▶ _The problem_: Repeat the material exactly as it appears.
* begin Records for the exercise *
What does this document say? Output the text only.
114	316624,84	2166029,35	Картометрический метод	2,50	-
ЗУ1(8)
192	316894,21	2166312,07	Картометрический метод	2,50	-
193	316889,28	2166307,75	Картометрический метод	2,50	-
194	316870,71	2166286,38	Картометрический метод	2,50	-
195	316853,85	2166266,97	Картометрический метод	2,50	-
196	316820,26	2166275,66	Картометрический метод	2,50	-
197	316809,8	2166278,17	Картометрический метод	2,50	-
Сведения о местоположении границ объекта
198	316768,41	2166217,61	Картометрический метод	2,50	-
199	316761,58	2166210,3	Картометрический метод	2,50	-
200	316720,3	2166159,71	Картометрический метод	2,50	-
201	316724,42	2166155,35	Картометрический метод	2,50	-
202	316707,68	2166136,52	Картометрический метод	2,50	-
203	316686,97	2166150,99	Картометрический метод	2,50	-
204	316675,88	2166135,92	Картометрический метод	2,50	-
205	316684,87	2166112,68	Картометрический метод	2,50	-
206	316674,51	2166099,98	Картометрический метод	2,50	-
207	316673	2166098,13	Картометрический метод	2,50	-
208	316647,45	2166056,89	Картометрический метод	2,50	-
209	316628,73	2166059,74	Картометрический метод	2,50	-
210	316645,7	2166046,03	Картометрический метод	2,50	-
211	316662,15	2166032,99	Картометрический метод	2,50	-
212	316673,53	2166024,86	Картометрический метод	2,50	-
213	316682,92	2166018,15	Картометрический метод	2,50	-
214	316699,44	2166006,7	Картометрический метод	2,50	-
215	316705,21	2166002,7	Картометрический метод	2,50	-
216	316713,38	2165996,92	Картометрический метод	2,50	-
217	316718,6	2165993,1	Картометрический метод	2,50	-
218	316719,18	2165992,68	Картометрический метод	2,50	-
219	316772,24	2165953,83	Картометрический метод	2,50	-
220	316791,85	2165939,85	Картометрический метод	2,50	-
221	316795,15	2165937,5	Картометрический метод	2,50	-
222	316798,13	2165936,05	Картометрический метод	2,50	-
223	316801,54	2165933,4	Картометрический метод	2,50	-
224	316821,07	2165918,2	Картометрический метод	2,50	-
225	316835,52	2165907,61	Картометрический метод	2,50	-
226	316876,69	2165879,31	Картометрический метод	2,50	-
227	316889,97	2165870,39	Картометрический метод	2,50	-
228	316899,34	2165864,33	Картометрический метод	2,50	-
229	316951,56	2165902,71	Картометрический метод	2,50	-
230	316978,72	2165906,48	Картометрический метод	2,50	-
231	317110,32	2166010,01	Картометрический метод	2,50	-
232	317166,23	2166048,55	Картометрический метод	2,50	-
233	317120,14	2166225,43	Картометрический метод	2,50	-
* end Records for the exercise *
▶ _Expected output_:
What does this document say? Output the text only.
114	316624,84	2166029,35	Картометрический метод	2,50	-
ЗУ1(8)
192	316894,21	2166312,07	Картометрический метод	2,50	-
193	316889,28	2166307,75	Картометрический метод	2,50	-
194	316870,71	2166286,38	Картометрический метод	2,50	-
195	316853,85	2166266,97	Картометрический метод	2,50	-
196	316820,26	2166275,66	Картометрический метод	2,50	-
197	316809,8	2166278,17	Картометрический метод	2,50	-
Сведения о местоположении границ объекта
198	316768,41	2166217,61	Картометрический метод	2,50	-
199	316761,58	2166210,3	Картометрический метод	2,50	-
200	316720,3	2166159,71	Картометрический метод	2,50	-
201	316724,42	2166155,35	Картометрический метод	2,50	-
202	316707,68	2166136,52	Картометрический метод	2,50	-
203	316686,97	2166150,99	Картометрический метод	2,50	-
204	316675,88	2166135,92	Картометрический метод	2,50	-
205	316684,87	2166112,68	Картометрический метод	2,50	-
206	316674,51	2166099,98	Картометрический метод	2,50	-
207	316673	2166098,13	Картометрический метод	2,50	-
208	316647,45	2166056,89	Картометрический метод	2,50	-
209	316628,73	2166059,74	Картометрический метод	2,50	-
210	316645,7	2166046,03	Картометрический метод	2,50	-
211	316662,15	2166032,99	Картометрический метод	2,50	-
212	316673,53	2166024,86	Картометрический метод	2,50	-
213	316682,92	2166018,15	Картометрический метод	2,50	-
214	316699,44	2166006,7	Картометрический метод	2,50	-
215	316705,21	2166002,7	Картометрический метод	2,50	-
216	316713,38	2165996,92	Картометрический метод	2,50	-
217	316718,6	2165993,1	Картометрический метод	2,50	-
218	316719,18	2165992,68	Картометрический метод	2,50	-
219	316772,24	2165953,83	Картометрический метод	2,50	-
220	316791,85	2165939,85	Картометрический метод	2,50	-
221	316795,15	2165937,5	Картометрический метод	2,50	-
222	316798,13	2165936,05	Картометрический метод	2,50	-
223	316801,54	2165933,4	Картометрический метод	2,50	-
224	316821,07	2165918,2	Картометрический метод	2,50	-
225	316835,52	2165907,61	Картометрический метод	2,50	-
226	316876,69	2165879,31	Картометрический метод	2,50	-
227	316889,97	2165870,39	Картометрический метод	2,50	-
228	316899,34	2165864,33	Картометрический метод	2,50	-
229	316951,56	2165902,71	Картометрический метод	2,50	-
230	316978,72	2165906,48	Картометрический метод	2,50	-
231	317110,32	2166010,01	Картометрический метод	2,50	-
232	317166,23	2166048,55	Картометрический метод	2,50	-
233	317120,14	2166225,43	Картометрический метод	2,50	-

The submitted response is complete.